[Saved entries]
____
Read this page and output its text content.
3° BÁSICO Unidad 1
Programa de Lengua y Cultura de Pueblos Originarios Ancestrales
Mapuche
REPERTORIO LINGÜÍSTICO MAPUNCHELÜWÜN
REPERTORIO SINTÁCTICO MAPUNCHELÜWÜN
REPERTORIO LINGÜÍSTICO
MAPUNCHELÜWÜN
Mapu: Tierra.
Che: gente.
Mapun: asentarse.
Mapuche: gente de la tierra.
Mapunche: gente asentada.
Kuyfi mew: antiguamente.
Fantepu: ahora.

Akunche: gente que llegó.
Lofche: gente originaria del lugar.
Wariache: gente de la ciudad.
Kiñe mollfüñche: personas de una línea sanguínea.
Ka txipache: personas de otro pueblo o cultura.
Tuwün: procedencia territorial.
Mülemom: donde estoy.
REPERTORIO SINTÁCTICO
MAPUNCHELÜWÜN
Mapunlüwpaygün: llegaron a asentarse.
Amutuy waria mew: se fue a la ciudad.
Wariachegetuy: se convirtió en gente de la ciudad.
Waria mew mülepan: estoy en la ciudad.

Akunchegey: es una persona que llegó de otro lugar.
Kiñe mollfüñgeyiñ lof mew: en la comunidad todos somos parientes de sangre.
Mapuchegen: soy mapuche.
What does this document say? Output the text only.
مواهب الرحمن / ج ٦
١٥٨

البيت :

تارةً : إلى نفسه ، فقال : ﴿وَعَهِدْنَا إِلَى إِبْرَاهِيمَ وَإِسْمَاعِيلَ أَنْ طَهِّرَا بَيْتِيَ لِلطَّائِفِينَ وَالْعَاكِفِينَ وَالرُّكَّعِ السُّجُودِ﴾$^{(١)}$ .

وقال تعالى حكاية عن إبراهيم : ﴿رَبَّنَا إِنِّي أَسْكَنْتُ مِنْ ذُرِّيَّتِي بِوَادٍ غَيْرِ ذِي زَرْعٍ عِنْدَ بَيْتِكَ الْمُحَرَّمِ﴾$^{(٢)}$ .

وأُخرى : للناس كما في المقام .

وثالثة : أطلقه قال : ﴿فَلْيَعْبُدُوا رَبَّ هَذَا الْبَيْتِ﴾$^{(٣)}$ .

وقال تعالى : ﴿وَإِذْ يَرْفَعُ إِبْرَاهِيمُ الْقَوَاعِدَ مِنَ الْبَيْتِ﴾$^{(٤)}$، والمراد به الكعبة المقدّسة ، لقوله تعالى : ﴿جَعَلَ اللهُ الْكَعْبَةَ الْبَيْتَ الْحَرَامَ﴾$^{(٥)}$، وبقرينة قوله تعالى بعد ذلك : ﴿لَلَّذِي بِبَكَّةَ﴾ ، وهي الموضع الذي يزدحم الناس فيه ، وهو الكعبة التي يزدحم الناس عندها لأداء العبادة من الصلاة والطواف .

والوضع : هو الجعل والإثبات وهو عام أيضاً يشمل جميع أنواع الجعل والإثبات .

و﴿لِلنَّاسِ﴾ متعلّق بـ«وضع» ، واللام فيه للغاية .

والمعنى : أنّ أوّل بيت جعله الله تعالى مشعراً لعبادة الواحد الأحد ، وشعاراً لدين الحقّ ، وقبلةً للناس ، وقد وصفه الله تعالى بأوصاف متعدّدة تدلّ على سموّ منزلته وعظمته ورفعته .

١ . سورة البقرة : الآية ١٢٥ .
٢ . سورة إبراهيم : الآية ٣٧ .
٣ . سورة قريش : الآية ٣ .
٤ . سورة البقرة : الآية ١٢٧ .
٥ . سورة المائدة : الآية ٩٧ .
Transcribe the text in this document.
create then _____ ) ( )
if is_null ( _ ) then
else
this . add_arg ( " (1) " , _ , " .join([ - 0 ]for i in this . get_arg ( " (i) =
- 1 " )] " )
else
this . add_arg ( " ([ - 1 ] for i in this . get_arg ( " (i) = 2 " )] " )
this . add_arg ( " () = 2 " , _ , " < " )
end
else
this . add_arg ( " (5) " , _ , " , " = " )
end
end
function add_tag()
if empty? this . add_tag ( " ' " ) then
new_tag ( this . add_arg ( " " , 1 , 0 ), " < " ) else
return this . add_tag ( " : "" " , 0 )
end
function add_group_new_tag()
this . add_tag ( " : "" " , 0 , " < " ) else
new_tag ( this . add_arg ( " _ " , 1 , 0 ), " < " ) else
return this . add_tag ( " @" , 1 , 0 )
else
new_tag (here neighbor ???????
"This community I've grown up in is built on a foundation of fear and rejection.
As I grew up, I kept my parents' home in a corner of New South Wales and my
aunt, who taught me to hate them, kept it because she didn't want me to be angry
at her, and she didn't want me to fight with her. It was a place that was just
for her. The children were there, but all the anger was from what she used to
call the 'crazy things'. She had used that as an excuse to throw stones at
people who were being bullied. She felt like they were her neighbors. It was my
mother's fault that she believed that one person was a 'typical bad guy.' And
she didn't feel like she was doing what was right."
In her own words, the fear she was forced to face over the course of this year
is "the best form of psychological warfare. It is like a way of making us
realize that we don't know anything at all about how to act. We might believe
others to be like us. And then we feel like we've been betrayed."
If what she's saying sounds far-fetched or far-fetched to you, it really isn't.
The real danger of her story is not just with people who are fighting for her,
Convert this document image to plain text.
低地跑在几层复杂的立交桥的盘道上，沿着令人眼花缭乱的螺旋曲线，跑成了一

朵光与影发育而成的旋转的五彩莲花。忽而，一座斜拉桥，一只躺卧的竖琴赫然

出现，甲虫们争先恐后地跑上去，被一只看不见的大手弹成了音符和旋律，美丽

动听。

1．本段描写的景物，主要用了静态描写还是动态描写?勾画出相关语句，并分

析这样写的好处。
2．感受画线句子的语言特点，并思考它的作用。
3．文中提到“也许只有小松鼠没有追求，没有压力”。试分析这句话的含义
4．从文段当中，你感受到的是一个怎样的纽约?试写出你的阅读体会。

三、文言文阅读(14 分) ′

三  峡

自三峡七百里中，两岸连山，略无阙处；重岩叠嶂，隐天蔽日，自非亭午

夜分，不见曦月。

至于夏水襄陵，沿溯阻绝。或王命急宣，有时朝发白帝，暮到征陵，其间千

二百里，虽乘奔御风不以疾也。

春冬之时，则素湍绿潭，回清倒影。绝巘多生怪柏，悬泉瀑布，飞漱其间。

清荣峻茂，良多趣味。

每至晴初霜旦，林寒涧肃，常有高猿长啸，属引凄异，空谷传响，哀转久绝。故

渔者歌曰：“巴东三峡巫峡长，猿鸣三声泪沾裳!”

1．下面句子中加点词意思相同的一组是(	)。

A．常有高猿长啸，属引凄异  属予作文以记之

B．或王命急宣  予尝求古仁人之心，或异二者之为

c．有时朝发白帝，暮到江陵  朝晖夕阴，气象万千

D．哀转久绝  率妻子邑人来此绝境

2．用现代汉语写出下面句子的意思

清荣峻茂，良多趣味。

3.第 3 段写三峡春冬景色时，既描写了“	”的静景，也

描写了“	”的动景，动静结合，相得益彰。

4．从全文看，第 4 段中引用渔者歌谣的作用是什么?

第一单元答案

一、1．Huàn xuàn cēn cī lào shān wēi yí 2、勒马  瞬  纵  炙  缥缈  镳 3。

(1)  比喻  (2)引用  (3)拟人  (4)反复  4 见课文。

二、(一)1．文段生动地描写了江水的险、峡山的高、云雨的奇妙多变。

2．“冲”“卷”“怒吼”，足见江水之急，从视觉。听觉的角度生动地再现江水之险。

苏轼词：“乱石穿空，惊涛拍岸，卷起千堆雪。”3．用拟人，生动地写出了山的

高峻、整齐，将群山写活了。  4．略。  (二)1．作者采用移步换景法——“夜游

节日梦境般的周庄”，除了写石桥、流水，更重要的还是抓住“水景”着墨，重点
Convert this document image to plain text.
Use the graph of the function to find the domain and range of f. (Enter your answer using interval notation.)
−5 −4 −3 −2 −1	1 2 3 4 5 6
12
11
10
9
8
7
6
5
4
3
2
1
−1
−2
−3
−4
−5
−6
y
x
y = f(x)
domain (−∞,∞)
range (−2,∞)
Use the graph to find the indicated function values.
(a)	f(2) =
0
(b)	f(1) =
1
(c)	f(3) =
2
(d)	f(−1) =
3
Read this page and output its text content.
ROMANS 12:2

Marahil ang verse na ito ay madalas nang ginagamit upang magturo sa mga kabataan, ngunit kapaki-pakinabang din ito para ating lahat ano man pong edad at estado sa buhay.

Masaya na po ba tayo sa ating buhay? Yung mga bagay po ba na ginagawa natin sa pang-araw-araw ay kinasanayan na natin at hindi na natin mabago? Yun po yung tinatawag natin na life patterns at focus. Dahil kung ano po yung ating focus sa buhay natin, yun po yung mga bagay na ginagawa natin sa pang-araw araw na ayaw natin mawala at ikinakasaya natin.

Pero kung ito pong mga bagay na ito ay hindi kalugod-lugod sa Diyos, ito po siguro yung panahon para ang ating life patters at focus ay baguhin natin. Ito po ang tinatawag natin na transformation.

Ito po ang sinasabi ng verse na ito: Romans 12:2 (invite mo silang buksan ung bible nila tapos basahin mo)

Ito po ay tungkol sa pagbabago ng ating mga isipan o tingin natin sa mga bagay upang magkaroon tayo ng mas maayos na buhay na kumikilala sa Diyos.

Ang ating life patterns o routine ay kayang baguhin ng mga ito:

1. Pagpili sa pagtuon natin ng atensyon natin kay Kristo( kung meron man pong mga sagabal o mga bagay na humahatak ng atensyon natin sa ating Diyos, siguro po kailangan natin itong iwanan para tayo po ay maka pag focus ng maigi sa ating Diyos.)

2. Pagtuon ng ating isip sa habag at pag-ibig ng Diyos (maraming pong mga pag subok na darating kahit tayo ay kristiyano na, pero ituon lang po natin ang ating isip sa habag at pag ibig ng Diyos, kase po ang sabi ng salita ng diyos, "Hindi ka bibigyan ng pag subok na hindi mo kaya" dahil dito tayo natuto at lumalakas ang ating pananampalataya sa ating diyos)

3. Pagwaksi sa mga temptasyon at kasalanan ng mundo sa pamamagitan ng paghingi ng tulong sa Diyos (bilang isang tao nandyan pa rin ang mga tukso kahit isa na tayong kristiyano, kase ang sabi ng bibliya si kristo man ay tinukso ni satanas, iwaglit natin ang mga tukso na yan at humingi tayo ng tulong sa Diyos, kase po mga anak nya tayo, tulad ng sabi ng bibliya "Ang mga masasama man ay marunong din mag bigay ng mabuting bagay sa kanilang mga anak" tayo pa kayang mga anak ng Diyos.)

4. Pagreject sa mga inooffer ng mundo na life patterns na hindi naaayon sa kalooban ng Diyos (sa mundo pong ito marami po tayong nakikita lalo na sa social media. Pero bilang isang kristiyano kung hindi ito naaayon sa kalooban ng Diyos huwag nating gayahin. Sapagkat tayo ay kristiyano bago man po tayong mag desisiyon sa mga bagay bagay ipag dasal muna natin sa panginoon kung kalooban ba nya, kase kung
____
● Given request: In the listing, find every line containing the word "upang" and list it.

● Result of this task:
Marahil ang verse na ito ay madalas nang ginagamit upang magturo sa mga kabataan, ngunit kapaki-pakinabang din ito para ating lahat ano man pong edad at estado sa buhay.
Ito po ay tungkol sa pagbabago ng ating mga isipan o tingin natin sa mga bagay upang magkaroon tayo ng mas maayos na buhay na kumikilala sa Diyos.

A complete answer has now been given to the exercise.